### DATASET EXTRACT:
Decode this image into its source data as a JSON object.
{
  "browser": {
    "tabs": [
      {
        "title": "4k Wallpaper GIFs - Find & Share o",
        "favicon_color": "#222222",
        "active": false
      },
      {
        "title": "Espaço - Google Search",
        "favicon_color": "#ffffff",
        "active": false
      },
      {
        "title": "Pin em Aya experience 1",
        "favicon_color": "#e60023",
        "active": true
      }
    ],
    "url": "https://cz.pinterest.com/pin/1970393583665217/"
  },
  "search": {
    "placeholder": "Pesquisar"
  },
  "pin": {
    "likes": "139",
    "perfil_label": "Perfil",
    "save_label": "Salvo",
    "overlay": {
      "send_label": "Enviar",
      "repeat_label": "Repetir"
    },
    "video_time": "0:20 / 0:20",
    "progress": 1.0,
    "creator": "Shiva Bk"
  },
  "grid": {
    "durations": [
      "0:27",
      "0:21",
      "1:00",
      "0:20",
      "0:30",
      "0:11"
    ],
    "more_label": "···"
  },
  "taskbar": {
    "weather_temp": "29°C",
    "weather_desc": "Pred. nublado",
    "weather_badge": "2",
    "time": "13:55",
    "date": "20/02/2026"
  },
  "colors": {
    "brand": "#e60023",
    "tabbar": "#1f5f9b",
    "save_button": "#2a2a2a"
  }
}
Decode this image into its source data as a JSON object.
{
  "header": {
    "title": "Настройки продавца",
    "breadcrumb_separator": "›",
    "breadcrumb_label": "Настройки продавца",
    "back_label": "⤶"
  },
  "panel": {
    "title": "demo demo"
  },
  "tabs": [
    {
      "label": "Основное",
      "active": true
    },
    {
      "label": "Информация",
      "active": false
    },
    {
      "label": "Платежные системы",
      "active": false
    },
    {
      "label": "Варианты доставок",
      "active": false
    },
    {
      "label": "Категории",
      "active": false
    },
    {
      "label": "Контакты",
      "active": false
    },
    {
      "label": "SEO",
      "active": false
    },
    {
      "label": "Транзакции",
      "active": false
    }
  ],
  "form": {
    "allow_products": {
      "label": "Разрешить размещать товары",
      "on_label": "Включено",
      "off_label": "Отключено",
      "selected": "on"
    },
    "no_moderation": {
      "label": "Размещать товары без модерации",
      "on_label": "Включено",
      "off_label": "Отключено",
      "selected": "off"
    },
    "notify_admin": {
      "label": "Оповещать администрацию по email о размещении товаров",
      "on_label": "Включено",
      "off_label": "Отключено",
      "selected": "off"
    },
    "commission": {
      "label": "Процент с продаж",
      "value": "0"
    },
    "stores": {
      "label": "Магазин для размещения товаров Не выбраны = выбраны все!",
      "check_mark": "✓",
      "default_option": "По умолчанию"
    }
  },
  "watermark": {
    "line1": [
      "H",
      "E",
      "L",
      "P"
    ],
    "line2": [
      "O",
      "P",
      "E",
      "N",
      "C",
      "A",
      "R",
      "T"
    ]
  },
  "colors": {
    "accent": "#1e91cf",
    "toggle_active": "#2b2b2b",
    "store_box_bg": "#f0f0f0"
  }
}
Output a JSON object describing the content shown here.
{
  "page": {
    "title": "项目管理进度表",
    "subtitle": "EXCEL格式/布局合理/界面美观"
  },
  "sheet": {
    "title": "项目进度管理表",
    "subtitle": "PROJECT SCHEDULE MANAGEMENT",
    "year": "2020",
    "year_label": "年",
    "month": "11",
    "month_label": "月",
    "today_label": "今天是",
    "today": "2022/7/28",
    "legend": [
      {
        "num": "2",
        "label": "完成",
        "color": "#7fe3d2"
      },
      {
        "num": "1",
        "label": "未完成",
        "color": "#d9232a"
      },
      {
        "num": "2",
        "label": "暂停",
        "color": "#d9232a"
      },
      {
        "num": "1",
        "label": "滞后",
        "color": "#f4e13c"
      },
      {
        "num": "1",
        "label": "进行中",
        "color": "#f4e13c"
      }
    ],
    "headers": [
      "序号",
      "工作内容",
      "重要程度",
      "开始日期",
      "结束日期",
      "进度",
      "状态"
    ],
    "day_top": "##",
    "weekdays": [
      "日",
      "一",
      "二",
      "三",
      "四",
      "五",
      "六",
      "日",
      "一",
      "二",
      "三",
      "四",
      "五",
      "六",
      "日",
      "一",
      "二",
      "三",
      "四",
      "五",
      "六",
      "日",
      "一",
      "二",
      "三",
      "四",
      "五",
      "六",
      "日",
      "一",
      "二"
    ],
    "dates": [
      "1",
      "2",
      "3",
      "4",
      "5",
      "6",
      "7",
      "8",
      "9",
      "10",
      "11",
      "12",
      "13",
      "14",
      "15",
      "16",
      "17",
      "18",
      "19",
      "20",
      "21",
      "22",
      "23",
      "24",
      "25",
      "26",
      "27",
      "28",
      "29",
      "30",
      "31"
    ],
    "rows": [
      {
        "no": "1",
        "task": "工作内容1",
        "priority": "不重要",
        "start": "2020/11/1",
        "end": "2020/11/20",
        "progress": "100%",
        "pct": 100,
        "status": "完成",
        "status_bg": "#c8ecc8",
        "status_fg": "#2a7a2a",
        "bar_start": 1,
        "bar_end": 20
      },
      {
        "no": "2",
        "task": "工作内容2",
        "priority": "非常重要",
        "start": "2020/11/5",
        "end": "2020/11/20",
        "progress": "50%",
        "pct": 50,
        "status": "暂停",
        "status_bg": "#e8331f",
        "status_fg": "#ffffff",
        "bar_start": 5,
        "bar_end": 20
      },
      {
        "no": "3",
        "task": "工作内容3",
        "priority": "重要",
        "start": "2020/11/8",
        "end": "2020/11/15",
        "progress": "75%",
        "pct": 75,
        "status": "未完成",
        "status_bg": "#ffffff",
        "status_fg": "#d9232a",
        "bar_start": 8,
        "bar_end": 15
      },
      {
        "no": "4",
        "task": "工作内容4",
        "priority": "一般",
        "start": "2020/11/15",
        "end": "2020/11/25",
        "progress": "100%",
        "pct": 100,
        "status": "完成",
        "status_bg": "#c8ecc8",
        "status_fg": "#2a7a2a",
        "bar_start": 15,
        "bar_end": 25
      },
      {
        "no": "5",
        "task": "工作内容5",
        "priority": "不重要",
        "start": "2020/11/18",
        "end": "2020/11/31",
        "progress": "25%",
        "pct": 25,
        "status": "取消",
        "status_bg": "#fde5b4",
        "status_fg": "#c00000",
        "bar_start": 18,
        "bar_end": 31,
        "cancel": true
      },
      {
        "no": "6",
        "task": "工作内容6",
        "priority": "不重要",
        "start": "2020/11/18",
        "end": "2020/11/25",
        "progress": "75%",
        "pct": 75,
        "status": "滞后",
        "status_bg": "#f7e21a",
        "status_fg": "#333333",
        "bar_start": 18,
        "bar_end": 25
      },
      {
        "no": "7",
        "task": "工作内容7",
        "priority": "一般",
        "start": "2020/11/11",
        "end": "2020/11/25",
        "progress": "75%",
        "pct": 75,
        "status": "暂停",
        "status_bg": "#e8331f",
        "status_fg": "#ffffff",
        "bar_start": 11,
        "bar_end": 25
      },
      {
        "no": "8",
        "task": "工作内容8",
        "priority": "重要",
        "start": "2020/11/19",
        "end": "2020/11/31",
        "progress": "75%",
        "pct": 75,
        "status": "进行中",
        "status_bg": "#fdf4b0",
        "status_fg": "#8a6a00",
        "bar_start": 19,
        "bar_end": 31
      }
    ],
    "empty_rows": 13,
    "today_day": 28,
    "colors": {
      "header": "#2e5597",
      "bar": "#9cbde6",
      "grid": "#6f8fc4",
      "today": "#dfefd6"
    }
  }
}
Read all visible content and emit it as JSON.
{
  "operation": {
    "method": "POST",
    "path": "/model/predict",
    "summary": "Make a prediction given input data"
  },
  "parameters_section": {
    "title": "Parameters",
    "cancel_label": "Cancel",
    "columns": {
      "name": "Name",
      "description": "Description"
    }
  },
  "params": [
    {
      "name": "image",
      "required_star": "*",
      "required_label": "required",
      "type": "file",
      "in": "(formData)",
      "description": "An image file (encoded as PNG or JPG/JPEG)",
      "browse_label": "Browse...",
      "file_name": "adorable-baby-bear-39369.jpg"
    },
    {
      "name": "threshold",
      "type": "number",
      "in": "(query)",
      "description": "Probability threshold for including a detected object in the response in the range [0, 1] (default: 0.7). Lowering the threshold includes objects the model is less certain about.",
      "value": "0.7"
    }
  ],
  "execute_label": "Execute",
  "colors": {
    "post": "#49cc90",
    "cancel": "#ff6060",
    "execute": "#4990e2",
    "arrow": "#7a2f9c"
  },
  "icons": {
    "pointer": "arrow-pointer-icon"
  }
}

### THE PROBLEM:
Exactly and only the lines from the one containing "Read all visible content and emit it as JSON." through the end of the material are to be reproduced, both ends included.

### EXERCISE RESPONSE:
Read all visible content and emit it as JSON.
{
  "operation": {
    "method": "POST",
    "path": "/model/predict",
    "summary": "Make a prediction given input data"
  },
  "parameters_section": {
    "title": "Parameters",
    "cancel_label": "Cancel",
    "columns": {
      "name": "Name",
      "description": "Description"
    }
  },
  "params": [
    {
      "name": "image",
      "required_star": "*",
      "required_label": "required",
      "type": "file",
      "in": "(formData)",
      "description": "An image file (encoded as PNG or JPG/JPEG)",
      "browse_label": "Browse...",
      "file_name": "adorable-baby-bear-39369.jpg"
    },
    {
      "name": "threshold",
      "type": "number",
      "in": "(query)",
      "description": "Probability threshold for including a detected object in the response in the range [0, 1] (default: 0.7). Lowering the threshold includes objects the model is less certain about.",
      "value": "0.7"
    }
  ],
  "execute_label": "Execute",
  "colors": {
    "post": "#49cc90",
    "cancel": "#ff6060",
    "execute": "#4990e2",
    "arrow": "#7a2f9c"
  },
  "icons": {
    "pointer": "arrow-pointer-icon"
  }
}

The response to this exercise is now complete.